> WRITTEN EXERCISE: Which lines include the word "JSON"? Copy each of them.

--- start of ROWS ---

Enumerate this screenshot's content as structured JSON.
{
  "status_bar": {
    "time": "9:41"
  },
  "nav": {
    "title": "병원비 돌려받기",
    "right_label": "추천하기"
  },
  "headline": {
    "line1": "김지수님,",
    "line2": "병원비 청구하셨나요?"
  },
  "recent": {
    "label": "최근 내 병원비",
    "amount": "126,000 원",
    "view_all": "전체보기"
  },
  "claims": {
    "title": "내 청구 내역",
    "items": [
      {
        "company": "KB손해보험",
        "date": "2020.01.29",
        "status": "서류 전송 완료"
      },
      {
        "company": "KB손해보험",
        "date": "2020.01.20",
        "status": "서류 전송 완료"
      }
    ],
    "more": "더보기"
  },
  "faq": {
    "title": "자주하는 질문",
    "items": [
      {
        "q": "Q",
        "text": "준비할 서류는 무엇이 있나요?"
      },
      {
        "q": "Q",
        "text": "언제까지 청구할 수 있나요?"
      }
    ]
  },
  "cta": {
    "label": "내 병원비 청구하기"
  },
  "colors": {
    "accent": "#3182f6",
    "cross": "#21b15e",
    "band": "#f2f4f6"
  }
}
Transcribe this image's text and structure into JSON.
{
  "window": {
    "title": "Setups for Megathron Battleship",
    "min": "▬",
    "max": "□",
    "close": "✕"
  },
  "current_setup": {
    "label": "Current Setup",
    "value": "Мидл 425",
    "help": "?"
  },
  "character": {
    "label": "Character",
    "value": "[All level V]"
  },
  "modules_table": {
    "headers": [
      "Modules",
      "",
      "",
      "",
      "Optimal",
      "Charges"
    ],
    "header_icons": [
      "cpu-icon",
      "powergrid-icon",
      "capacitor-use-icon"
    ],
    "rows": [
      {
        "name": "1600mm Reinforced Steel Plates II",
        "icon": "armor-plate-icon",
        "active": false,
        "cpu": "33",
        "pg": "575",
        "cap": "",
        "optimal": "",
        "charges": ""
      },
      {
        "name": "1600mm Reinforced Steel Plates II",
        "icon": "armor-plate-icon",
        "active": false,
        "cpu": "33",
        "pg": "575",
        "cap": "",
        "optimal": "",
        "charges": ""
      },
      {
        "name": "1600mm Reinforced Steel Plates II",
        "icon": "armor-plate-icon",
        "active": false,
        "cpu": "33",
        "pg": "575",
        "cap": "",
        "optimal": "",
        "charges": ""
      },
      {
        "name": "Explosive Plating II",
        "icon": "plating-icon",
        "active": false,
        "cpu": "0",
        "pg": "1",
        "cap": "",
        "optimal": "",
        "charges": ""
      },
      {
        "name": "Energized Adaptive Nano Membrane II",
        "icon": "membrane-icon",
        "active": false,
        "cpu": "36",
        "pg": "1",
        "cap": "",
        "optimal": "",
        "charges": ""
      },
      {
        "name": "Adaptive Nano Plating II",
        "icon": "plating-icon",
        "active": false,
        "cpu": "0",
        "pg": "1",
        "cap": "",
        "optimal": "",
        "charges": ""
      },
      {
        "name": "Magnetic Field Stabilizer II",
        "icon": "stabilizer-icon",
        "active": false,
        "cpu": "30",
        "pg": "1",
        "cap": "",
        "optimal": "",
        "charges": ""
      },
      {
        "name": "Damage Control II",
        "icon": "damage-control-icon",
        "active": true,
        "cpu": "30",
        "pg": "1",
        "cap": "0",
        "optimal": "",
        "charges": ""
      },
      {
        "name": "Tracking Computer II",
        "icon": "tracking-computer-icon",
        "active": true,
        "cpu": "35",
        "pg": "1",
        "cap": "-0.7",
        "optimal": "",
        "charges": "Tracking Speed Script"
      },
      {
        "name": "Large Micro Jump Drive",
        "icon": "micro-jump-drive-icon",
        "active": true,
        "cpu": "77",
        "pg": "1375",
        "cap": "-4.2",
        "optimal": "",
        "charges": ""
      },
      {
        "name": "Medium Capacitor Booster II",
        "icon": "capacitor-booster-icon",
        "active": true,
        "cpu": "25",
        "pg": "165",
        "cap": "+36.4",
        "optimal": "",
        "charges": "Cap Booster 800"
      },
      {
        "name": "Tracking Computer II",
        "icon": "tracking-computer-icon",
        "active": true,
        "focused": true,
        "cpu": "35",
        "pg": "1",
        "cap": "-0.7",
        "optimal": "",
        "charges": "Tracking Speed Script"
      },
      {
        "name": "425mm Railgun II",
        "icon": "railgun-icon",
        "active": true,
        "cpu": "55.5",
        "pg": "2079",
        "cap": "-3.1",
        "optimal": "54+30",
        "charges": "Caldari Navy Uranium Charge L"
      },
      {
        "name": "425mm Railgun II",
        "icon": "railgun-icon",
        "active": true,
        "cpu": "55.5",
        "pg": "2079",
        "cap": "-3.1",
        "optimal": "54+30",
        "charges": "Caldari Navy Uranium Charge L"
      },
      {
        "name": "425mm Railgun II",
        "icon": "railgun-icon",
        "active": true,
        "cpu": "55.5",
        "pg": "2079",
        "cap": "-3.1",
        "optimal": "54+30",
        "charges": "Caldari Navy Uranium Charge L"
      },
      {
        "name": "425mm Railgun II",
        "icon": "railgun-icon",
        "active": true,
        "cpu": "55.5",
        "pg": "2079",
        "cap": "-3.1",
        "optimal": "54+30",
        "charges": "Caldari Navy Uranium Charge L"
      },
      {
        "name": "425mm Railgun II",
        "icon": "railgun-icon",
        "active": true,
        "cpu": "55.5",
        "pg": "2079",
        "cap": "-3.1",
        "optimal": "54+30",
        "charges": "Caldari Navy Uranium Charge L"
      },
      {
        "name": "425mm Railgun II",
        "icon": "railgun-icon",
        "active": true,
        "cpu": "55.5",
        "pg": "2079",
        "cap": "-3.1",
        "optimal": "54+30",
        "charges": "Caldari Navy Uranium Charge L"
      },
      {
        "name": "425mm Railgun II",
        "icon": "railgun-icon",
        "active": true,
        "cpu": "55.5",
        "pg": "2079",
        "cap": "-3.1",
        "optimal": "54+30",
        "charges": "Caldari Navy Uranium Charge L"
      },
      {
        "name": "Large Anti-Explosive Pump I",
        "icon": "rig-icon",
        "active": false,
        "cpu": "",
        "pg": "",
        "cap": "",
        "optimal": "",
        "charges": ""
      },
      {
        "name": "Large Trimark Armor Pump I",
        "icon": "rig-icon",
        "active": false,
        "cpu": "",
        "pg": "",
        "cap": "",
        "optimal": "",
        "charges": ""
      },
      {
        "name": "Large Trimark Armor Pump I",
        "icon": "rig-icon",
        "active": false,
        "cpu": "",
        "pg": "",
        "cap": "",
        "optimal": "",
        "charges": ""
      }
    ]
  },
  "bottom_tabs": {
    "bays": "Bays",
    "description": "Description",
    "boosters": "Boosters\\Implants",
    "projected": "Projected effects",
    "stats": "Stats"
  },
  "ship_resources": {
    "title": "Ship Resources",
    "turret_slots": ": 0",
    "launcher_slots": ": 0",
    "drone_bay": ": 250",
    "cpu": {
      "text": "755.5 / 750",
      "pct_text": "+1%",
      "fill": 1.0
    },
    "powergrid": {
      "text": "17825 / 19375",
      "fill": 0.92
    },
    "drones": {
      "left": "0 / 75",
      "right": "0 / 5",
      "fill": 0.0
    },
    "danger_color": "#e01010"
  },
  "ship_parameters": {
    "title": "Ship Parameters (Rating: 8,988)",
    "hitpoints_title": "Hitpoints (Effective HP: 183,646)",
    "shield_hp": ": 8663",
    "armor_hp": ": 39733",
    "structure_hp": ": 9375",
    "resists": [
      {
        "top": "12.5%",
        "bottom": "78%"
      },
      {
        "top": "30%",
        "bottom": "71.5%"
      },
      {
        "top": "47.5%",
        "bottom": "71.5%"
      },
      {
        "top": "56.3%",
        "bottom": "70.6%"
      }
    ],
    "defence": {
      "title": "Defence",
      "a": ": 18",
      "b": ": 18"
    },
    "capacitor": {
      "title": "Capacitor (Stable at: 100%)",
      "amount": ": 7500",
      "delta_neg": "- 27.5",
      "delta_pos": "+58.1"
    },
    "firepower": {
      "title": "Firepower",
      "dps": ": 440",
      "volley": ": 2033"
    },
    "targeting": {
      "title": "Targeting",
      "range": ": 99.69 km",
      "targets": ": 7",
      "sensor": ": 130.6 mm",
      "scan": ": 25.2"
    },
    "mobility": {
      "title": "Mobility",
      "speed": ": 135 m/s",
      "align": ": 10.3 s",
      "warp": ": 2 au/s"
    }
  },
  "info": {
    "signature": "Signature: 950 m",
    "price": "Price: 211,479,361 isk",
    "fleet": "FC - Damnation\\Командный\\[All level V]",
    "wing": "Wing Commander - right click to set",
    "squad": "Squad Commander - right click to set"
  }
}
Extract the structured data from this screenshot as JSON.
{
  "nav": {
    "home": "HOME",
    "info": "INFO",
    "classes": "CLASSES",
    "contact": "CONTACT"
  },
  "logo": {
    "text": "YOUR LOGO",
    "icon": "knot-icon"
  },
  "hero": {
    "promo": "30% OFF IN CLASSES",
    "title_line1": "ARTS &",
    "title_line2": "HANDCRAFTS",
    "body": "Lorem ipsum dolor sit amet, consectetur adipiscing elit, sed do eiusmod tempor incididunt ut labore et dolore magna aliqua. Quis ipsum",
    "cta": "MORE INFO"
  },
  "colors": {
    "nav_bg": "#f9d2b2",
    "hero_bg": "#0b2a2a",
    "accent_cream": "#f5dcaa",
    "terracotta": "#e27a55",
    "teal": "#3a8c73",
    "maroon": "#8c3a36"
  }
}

--- end of ROWS ---

> RESULT FOR THIS TASK:
Enumerate this screenshot's content as structured JSON.
Transcribe this image's text and structure into JSON.
Extract the structured data from this screenshot as JSON.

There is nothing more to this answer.